Problem statement
Report how many lines in the records hold the string "color"; give the number and nothing else.

The data
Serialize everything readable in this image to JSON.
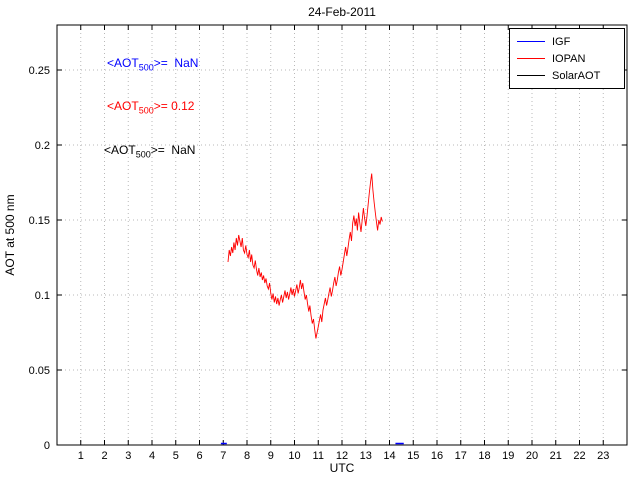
{
  "title": "24-Feb-2011",
  "annotations": [
    {
      "prefix": "<AOT",
      "sub": "500",
      "suffix": ">=  NaN",
      "color": "#0000ff"
    },
    {
      "prefix": "<AOT",
      "sub": "500",
      "suffix": ">= 0.12",
      "color": "#ff0000"
    },
    {
      "prefix": "<AOT",
      "sub": "500",
      "suffix": ">=  NaN",
      "color": "#000000"
    }
  ],
  "legend": {
    "entries": [
      {
        "label": "IGF",
        "color": "#0000ff"
      },
      {
        "label": "IOPAN",
        "color": "#ff0000"
      },
      {
        "label": "SolarAOT",
        "color": "#000000"
      }
    ]
  },
  "chart_data": {
    "type": "line",
    "title": "24-Feb-2011",
    "xlabel": "UTC",
    "ylabel": "AOT at 500 nm",
    "xlim": [
      0,
      24
    ],
    "ylim": [
      0,
      0.28
    ],
    "xticks": [
      1,
      2,
      3,
      4,
      5,
      6,
      7,
      8,
      9,
      10,
      11,
      12,
      13,
      14,
      15,
      16,
      17,
      18,
      19,
      20,
      21,
      22,
      23
    ],
    "yticks": [
      0,
      0.05,
      0.1,
      0.15,
      0.2,
      0.25
    ],
    "ytick_labels": [
      "0",
      "0.05",
      "0.1",
      "0.15",
      "0.2",
      "0.25"
    ],
    "grid": true,
    "legend_position": "top-right",
    "series": [
      {
        "name": "IGF",
        "color": "#0000ff",
        "mean_aot_500": "NaN",
        "points": []
      },
      {
        "name": "IOPAN",
        "color": "#ff0000",
        "mean_aot_500": "0.12",
        "points": [
          [
            7.2,
            0.122
          ],
          [
            7.25,
            0.13
          ],
          [
            7.3,
            0.126
          ],
          [
            7.35,
            0.132
          ],
          [
            7.4,
            0.128
          ],
          [
            7.45,
            0.135
          ],
          [
            7.5,
            0.13
          ],
          [
            7.55,
            0.138
          ],
          [
            7.6,
            0.133
          ],
          [
            7.65,
            0.14
          ],
          [
            7.7,
            0.136
          ],
          [
            7.75,
            0.132
          ],
          [
            7.8,
            0.138
          ],
          [
            7.85,
            0.13
          ],
          [
            7.9,
            0.128
          ],
          [
            7.95,
            0.133
          ],
          [
            8.0,
            0.127
          ],
          [
            8.05,
            0.125
          ],
          [
            8.1,
            0.13
          ],
          [
            8.15,
            0.122
          ],
          [
            8.2,
            0.127
          ],
          [
            8.25,
            0.12
          ],
          [
            8.3,
            0.118
          ],
          [
            8.35,
            0.123
          ],
          [
            8.4,
            0.117
          ],
          [
            8.45,
            0.113
          ],
          [
            8.5,
            0.118
          ],
          [
            8.55,
            0.112
          ],
          [
            8.6,
            0.115
          ],
          [
            8.65,
            0.11
          ],
          [
            8.7,
            0.113
          ],
          [
            8.75,
            0.108
          ],
          [
            8.8,
            0.111
          ],
          [
            8.85,
            0.106
          ],
          [
            8.9,
            0.104
          ],
          [
            8.95,
            0.108
          ],
          [
            9.0,
            0.101
          ],
          [
            9.05,
            0.097
          ],
          [
            9.1,
            0.101
          ],
          [
            9.15,
            0.095
          ],
          [
            9.2,
            0.099
          ],
          [
            9.25,
            0.094
          ],
          [
            9.3,
            0.098
          ],
          [
            9.35,
            0.093
          ],
          [
            9.4,
            0.097
          ],
          [
            9.45,
            0.1
          ],
          [
            9.5,
            0.095
          ],
          [
            9.55,
            0.099
          ],
          [
            9.6,
            0.103
          ],
          [
            9.65,
            0.098
          ],
          [
            9.7,
            0.102
          ],
          [
            9.75,
            0.097
          ],
          [
            9.8,
            0.101
          ],
          [
            9.85,
            0.105
          ],
          [
            9.9,
            0.1
          ],
          [
            9.95,
            0.104
          ],
          [
            10.0,
            0.099
          ],
          [
            10.05,
            0.103
          ],
          [
            10.1,
            0.107
          ],
          [
            10.15,
            0.101
          ],
          [
            10.2,
            0.105
          ],
          [
            10.25,
            0.11
          ],
          [
            10.3,
            0.104
          ],
          [
            10.35,
            0.108
          ],
          [
            10.4,
            0.102
          ],
          [
            10.45,
            0.097
          ],
          [
            10.5,
            0.1
          ],
          [
            10.55,
            0.094
          ],
          [
            10.6,
            0.089
          ],
          [
            10.65,
            0.093
          ],
          [
            10.7,
            0.086
          ],
          [
            10.75,
            0.081
          ],
          [
            10.8,
            0.084
          ],
          [
            10.85,
            0.077
          ],
          [
            10.9,
            0.071
          ],
          [
            10.95,
            0.075
          ],
          [
            11.0,
            0.079
          ],
          [
            11.05,
            0.083
          ],
          [
            11.1,
            0.087
          ],
          [
            11.15,
            0.082
          ],
          [
            11.2,
            0.09
          ],
          [
            11.25,
            0.094
          ],
          [
            11.3,
            0.098
          ],
          [
            11.35,
            0.093
          ],
          [
            11.4,
            0.097
          ],
          [
            11.45,
            0.101
          ],
          [
            11.5,
            0.105
          ],
          [
            11.55,
            0.099
          ],
          [
            11.6,
            0.103
          ],
          [
            11.65,
            0.108
          ],
          [
            11.7,
            0.112
          ],
          [
            11.75,
            0.106
          ],
          [
            11.8,
            0.11
          ],
          [
            11.85,
            0.115
          ],
          [
            11.9,
            0.119
          ],
          [
            11.95,
            0.113
          ],
          [
            12.0,
            0.117
          ],
          [
            12.05,
            0.122
          ],
          [
            12.1,
            0.127
          ],
          [
            12.15,
            0.132
          ],
          [
            12.2,
            0.126
          ],
          [
            12.25,
            0.131
          ],
          [
            12.3,
            0.137
          ],
          [
            12.35,
            0.142
          ],
          [
            12.4,
            0.136
          ],
          [
            12.45,
            0.148
          ],
          [
            12.5,
            0.153
          ],
          [
            12.55,
            0.146
          ],
          [
            12.6,
            0.151
          ],
          [
            12.65,
            0.143
          ],
          [
            12.7,
            0.155
          ],
          [
            12.75,
            0.148
          ],
          [
            12.8,
            0.142
          ],
          [
            12.85,
            0.15
          ],
          [
            12.9,
            0.158
          ],
          [
            12.95,
            0.151
          ],
          [
            13.0,
            0.146
          ],
          [
            13.05,
            0.152
          ],
          [
            13.1,
            0.16
          ],
          [
            13.15,
            0.168
          ],
          [
            13.2,
            0.175
          ],
          [
            13.25,
            0.181
          ],
          [
            13.3,
            0.17
          ],
          [
            13.35,
            0.162
          ],
          [
            13.4,
            0.155
          ],
          [
            13.45,
            0.149
          ],
          [
            13.5,
            0.143
          ],
          [
            13.55,
            0.15
          ],
          [
            13.6,
            0.147
          ],
          [
            13.65,
            0.152
          ],
          [
            13.7,
            0.149
          ]
        ]
      },
      {
        "name": "SolarAOT",
        "color": "#000000",
        "mean_aot_500": "NaN",
        "points": []
      }
    ],
    "baseline_marks": [
      {
        "color": "#0000ff",
        "x1": 6.9,
        "x2": 7.15,
        "y": 0.001
      },
      {
        "color": "#0000ff",
        "x1": 14.25,
        "x2": 14.6,
        "y": 0.001
      }
    ]
  }
}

Reply
11